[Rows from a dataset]
* * * * * * *
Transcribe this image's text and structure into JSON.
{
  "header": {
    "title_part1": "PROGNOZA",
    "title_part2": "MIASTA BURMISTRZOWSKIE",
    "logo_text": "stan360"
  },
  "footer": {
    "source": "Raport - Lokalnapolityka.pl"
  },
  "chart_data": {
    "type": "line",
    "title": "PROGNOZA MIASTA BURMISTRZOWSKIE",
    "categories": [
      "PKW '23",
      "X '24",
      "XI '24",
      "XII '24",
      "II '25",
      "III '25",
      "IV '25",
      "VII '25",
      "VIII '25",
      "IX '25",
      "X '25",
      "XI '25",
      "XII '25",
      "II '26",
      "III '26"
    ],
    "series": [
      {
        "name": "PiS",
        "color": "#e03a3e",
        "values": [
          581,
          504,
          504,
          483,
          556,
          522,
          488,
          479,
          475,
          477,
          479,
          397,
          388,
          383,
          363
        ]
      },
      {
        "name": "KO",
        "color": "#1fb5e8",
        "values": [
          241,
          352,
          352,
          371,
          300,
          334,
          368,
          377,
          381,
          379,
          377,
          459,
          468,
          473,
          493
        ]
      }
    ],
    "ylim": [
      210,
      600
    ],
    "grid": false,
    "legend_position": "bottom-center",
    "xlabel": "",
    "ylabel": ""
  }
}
* * * * * * *
> [The task]: Return each line of the data exactly as written above.

> [Final result]:
Transcribe this image's text and structure into JSON.
{
  "header": {
    "title_part1": "PROGNOZA",
    "title_part2": "MIASTA BURMISTRZOWSKIE",
    "logo_text": "stan360"
  },
  "footer": {
    "source": "Raport - Lokalnapolityka.pl"
  },
  "chart_data": {
    "type": "line",
    "title": "PROGNOZA MIASTA BURMISTRZOWSKIE",
    "categories": [
      "PKW '23",
      "X '24",
      "XI '24",
      "XII '24",
      "II '25",
      "III '25",
      "IV '25",
      "VII '25",
      "VIII '25",
      "IX '25",
      "X '25",
      "XI '25",
      "XII '25",
      "II '26",
      "III '26"
    ],
    "series": [
      {
        "name": "PiS",
        "color": "#e03a3e",
        "values": [
          581,
          504,
          504,
          483,
          556,
          522,
          488,
          479,
          475,
          477,
          479,
          397,
          388,
          383,
          363
        ]
      },
      {
        "name": "KO",
        "color": "#1fb5e8",
        "values": [
          241,
          352,
          352,
          371,
          300,
          334,
          368,
          377,
          381,
          379,
          377,
          459,
          468,
          473,
          493
        ]
      }
    ],
    "ylim": [
      210,
      600
    ],
    "grid": false,
    "legend_position": "bottom-center",
    "xlabel": "",
    "ylabel": ""
  }
}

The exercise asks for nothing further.